* Work to be completed
Which lines in the records below contain the word "name"? Copy each one out.

* Task data
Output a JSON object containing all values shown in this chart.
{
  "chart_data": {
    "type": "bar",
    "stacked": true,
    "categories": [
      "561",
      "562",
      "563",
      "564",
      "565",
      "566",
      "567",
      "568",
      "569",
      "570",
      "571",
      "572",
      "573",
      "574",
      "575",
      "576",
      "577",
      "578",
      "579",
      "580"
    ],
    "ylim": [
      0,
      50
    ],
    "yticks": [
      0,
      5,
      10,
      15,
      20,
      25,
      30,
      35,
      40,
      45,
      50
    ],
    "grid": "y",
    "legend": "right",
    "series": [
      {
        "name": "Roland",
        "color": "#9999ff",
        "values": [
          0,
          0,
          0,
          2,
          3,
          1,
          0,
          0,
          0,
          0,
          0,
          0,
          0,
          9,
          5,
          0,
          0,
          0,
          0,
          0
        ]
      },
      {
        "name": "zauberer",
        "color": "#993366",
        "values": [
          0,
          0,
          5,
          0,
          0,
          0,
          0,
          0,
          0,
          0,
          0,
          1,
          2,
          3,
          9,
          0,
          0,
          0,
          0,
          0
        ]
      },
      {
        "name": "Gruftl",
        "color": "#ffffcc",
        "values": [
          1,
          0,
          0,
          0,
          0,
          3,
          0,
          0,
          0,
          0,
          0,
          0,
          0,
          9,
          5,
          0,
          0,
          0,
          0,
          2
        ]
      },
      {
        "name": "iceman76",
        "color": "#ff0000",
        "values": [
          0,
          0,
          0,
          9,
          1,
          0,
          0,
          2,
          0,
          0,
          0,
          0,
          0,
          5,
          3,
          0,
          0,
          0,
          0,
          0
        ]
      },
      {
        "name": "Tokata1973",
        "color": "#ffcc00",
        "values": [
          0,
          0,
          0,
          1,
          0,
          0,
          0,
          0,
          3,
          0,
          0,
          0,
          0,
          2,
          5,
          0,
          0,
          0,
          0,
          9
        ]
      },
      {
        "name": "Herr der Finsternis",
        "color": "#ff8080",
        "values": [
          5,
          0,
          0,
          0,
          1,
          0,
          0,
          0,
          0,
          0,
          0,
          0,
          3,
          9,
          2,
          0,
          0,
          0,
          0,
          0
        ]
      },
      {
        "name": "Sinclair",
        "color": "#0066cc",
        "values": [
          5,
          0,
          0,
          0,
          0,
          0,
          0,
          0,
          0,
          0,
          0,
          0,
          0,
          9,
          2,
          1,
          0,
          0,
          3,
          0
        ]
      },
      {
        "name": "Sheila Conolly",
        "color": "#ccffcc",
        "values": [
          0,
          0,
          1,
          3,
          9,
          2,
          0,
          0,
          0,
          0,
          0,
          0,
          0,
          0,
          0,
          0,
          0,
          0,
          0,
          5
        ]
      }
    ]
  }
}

* Expected answer
        "name": "Roland",
        "name": "zauberer",
        "name": "Gruftl",
        "name": "iceman76",
        "name": "Tokata1973",
        "name": "Herr der Finsternis",
        "name": "Sinclair",
        "name": "Sheila Conolly",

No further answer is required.